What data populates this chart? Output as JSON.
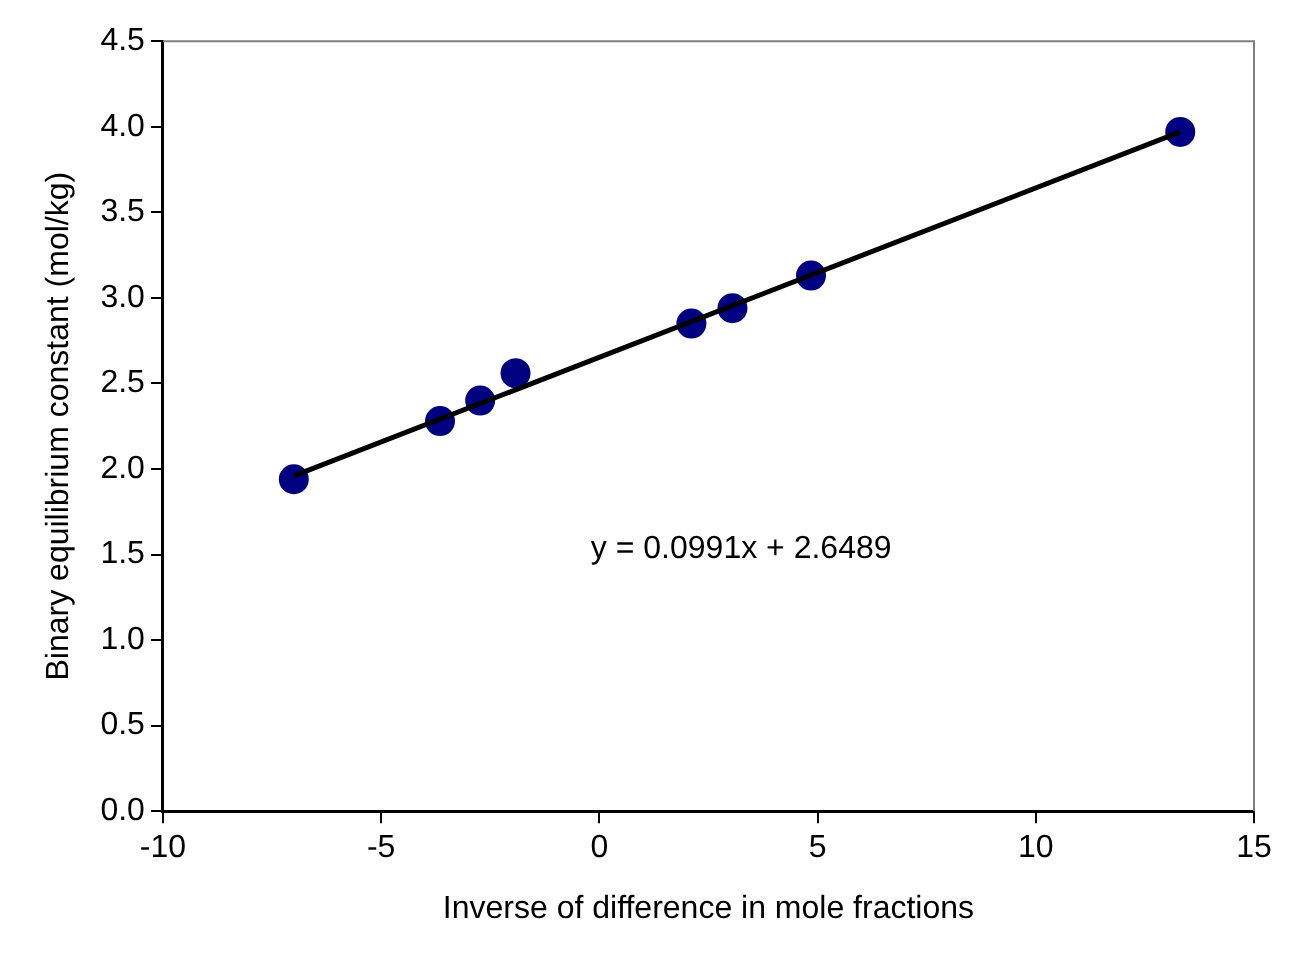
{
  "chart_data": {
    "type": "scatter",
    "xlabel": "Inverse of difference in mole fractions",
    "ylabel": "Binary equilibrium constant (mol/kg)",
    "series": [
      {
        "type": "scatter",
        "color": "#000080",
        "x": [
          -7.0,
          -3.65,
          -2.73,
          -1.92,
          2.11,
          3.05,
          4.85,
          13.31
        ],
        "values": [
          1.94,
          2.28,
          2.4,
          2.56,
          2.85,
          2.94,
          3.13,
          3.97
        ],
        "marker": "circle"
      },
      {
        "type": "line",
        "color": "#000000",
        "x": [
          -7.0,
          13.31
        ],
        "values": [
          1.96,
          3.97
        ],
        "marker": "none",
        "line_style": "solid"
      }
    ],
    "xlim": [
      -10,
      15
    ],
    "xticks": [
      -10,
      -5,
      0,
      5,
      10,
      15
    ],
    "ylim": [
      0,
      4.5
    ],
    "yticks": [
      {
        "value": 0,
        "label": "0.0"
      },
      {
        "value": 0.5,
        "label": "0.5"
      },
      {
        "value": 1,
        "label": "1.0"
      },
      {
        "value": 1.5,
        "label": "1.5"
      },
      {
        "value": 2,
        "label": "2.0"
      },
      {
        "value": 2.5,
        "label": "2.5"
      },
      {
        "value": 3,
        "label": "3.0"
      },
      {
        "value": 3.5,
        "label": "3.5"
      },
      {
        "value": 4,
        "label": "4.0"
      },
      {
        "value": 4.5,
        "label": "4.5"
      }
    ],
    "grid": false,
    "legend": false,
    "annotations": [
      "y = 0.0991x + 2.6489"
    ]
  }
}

================================

- [WRITTEN PROBLEM]: Scan the lines above for "type", then copy every one that has it.

- [ANSWER TO THIS EXERCISE]:
    "type": "scatter",
        "type": "scatter",
        "type": "line",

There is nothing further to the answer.